§ **Task instructions**
Extract each line containing the string "JSON".

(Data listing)
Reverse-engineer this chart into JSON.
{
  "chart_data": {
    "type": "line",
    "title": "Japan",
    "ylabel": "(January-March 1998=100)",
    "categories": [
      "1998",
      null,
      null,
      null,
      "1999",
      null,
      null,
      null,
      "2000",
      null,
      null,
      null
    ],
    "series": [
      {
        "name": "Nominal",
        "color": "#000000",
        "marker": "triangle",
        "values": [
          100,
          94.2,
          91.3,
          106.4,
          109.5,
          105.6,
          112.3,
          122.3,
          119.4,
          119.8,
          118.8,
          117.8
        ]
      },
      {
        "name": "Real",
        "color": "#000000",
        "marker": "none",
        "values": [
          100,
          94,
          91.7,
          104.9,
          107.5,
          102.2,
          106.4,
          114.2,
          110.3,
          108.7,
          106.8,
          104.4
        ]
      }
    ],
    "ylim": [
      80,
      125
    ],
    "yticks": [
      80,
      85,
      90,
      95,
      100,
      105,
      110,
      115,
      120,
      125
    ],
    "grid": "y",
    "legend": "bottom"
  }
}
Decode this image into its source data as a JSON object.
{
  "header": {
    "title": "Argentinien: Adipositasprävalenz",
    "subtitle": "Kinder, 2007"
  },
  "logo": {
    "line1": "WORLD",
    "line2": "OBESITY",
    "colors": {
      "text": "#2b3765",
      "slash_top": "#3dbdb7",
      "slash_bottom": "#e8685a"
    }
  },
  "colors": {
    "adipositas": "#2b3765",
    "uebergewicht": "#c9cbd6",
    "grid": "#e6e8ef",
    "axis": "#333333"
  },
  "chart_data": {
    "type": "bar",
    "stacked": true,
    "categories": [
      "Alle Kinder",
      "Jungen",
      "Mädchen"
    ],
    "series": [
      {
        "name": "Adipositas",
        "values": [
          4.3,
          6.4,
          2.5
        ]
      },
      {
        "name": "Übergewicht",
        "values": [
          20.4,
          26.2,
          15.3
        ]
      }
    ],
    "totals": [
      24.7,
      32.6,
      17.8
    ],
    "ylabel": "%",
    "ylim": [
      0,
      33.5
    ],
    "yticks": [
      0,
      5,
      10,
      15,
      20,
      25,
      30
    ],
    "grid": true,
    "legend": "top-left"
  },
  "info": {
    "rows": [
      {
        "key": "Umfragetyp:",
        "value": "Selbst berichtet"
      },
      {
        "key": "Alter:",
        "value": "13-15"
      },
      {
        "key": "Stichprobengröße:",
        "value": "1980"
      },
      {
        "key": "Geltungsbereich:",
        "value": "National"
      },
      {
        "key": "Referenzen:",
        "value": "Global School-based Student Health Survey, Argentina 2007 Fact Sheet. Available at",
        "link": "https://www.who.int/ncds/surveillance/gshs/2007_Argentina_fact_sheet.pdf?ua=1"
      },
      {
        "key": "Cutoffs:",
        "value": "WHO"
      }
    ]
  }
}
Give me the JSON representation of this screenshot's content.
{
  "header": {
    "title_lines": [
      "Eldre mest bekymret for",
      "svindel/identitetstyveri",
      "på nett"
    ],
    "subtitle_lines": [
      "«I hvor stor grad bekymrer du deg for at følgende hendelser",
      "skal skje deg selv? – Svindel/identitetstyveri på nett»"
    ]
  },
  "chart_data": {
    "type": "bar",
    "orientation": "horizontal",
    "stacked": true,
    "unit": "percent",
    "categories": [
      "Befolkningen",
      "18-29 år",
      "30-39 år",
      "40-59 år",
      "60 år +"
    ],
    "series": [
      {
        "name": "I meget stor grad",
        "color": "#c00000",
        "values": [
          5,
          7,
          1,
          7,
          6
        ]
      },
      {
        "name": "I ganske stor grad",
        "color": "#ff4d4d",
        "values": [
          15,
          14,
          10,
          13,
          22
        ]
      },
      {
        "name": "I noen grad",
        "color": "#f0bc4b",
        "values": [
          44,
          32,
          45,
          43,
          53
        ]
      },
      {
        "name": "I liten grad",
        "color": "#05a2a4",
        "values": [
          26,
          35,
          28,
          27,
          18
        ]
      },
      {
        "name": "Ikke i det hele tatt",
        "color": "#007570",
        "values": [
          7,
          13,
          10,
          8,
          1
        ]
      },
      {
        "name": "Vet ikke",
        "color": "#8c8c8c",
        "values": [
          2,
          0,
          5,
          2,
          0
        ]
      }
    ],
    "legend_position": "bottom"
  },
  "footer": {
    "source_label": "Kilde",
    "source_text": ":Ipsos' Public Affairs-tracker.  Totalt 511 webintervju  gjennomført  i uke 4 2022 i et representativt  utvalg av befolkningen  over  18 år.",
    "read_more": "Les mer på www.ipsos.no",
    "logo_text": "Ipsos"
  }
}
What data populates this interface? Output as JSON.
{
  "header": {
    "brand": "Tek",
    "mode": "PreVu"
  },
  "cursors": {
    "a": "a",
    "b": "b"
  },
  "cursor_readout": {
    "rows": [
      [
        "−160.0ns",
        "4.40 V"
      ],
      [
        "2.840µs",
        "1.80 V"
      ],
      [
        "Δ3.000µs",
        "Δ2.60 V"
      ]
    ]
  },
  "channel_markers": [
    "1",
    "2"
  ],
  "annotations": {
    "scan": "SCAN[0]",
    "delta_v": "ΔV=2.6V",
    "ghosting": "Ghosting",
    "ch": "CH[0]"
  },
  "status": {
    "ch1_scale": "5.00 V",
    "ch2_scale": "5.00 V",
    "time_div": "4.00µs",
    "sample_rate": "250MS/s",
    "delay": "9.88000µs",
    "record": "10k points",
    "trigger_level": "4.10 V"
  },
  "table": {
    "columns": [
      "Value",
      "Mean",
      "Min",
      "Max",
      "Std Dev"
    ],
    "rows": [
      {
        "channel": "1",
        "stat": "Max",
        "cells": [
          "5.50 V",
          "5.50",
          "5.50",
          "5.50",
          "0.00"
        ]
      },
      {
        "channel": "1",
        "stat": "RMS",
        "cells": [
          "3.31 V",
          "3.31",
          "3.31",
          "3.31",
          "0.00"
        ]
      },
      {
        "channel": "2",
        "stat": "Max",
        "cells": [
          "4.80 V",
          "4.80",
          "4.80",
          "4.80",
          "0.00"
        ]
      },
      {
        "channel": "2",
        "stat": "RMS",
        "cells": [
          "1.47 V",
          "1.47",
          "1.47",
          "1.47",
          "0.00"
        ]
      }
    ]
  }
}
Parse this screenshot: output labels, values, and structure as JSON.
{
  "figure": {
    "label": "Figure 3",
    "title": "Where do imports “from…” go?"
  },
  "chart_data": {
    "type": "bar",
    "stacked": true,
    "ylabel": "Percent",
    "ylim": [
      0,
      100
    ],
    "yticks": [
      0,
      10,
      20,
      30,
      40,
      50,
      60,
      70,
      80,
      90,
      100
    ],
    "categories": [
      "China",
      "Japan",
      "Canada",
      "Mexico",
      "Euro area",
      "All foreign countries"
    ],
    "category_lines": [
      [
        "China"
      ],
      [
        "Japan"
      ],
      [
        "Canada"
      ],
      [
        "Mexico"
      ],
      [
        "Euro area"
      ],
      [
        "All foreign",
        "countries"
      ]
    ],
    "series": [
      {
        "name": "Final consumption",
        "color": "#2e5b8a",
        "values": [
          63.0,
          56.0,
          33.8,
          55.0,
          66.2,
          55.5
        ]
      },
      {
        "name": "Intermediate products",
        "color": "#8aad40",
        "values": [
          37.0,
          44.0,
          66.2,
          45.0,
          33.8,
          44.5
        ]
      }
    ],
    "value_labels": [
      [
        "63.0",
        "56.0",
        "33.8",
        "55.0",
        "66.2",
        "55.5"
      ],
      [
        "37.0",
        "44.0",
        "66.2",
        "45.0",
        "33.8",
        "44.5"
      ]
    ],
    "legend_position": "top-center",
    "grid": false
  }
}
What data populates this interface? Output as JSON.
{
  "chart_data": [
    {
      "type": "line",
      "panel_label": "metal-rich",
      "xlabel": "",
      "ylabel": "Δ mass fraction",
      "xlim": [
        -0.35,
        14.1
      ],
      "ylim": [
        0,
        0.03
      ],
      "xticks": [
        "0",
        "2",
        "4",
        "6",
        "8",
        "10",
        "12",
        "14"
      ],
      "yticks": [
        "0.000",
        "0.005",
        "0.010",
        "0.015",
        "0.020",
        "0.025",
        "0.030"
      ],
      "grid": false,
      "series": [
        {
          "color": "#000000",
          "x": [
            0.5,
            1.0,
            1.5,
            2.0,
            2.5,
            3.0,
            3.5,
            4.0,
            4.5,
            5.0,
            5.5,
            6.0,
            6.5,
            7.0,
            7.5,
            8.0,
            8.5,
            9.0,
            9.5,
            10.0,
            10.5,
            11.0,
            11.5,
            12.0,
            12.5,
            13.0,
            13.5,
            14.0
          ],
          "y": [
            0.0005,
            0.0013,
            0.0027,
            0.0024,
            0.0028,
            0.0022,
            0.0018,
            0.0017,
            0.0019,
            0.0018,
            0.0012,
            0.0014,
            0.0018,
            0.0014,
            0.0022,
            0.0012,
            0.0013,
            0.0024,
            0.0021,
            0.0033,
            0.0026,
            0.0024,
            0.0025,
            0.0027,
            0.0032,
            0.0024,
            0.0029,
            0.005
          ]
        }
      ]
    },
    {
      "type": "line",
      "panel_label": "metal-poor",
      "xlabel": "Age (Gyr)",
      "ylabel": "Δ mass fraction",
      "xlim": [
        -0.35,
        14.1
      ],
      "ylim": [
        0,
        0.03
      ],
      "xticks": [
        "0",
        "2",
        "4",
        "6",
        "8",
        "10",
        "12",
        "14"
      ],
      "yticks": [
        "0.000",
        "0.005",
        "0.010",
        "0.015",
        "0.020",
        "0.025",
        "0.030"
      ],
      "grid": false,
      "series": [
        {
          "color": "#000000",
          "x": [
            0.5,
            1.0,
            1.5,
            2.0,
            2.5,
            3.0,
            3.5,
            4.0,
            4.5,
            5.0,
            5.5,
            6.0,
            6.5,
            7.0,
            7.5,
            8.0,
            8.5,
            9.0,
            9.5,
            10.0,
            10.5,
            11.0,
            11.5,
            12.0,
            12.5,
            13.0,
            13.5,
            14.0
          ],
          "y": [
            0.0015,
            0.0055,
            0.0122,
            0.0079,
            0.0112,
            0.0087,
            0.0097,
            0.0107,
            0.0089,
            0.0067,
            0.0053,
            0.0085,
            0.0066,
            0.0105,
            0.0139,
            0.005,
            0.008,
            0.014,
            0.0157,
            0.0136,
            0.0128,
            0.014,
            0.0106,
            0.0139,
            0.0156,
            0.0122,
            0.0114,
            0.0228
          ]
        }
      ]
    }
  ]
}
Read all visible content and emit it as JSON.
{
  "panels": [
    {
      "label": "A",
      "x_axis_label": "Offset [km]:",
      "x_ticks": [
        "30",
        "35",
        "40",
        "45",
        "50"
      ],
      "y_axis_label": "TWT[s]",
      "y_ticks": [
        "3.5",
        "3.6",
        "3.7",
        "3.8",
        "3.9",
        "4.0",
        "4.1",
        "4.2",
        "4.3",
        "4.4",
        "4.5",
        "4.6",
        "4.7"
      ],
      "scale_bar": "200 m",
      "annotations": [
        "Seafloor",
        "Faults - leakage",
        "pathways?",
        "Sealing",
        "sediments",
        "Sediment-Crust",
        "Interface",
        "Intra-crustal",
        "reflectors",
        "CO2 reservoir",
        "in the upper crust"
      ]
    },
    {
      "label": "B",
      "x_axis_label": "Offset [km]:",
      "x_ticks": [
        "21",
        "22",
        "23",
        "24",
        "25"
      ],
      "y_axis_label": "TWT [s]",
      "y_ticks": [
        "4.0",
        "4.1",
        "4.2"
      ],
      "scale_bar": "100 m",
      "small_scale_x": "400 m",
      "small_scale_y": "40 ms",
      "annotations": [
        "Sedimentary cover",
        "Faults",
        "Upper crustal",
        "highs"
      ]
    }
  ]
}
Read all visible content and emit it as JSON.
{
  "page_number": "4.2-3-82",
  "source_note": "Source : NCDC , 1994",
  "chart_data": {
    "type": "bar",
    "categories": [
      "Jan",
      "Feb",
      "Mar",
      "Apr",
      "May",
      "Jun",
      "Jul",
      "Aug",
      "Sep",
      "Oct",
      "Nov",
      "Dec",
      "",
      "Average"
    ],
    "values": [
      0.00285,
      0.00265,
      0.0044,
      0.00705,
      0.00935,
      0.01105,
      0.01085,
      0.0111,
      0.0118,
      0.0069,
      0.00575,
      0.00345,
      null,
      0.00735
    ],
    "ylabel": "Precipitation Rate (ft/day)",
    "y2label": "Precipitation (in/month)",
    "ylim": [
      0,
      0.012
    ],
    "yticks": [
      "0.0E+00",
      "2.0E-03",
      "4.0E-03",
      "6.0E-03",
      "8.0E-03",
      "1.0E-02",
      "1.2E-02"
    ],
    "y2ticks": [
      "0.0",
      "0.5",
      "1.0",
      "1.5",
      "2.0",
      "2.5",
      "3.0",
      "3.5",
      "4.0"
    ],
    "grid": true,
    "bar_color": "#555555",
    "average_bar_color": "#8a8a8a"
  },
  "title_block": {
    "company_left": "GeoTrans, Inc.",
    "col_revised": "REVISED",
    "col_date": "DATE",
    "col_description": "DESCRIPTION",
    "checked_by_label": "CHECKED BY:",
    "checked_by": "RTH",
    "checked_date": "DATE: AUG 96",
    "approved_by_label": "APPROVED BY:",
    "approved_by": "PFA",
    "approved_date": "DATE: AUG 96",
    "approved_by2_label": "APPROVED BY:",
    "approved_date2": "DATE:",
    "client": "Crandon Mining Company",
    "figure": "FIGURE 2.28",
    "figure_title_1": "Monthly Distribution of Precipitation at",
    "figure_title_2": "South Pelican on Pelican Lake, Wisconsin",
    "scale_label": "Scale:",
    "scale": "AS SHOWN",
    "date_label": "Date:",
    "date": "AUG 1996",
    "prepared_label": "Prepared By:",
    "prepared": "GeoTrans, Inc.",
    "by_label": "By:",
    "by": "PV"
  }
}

§ **Exercise output**
Reverse-engineer this chart into JSON.
Decode this image into its source data as a JSON object.
Give me the JSON representation of this screenshot's content.
What data populates this interface? Output as JSON.
Parse this screenshot: output labels, values, and structure as JSON.
What data populates this interface? Output as JSON.
Read all visible content and emit it as JSON.
Read all visible content and emit it as JSON.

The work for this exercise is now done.